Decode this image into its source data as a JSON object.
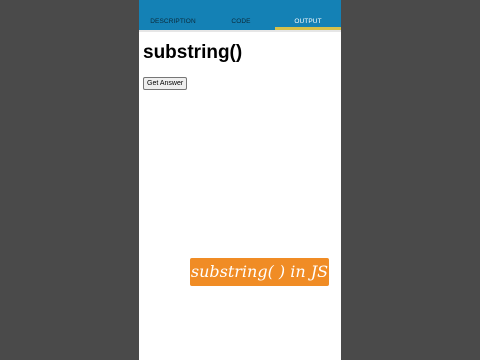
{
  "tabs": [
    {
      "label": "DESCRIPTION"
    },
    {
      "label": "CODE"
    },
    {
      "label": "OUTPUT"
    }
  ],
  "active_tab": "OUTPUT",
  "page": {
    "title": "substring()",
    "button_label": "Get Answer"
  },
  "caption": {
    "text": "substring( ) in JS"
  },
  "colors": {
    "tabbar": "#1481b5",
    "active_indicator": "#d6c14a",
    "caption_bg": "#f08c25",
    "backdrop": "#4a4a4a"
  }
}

==

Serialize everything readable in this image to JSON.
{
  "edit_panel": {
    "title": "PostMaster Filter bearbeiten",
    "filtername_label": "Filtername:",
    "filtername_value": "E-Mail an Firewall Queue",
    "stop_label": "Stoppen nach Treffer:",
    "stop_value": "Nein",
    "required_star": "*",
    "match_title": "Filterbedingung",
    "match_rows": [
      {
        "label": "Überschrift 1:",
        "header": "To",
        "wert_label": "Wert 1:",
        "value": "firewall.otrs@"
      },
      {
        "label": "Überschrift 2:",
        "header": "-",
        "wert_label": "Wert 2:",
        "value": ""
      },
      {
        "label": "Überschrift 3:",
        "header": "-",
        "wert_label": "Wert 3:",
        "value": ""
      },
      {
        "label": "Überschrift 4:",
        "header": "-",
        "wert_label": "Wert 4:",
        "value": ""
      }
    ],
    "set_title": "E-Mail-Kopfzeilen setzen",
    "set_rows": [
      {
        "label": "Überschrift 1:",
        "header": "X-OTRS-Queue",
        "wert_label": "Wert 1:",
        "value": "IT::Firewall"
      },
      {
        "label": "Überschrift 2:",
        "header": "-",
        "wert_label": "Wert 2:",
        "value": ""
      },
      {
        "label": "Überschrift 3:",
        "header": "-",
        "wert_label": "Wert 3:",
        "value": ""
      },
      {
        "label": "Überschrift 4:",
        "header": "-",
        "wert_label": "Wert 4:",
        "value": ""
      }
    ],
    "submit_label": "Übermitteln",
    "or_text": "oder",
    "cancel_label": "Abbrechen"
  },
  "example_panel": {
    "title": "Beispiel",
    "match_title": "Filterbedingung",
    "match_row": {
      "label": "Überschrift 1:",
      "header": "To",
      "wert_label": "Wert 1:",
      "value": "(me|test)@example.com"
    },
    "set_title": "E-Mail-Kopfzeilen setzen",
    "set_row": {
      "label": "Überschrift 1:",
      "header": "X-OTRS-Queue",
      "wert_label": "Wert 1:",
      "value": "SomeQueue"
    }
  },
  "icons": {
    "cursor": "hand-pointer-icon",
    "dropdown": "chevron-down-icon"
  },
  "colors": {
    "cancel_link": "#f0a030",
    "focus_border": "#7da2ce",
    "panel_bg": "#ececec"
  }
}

WHAT YOU SHOULD DO -
Pull every line containing "substring" from the data.

ANSWER TO THIS TASK -
    "title": "substring()",
    "text": "substring( ) in JS"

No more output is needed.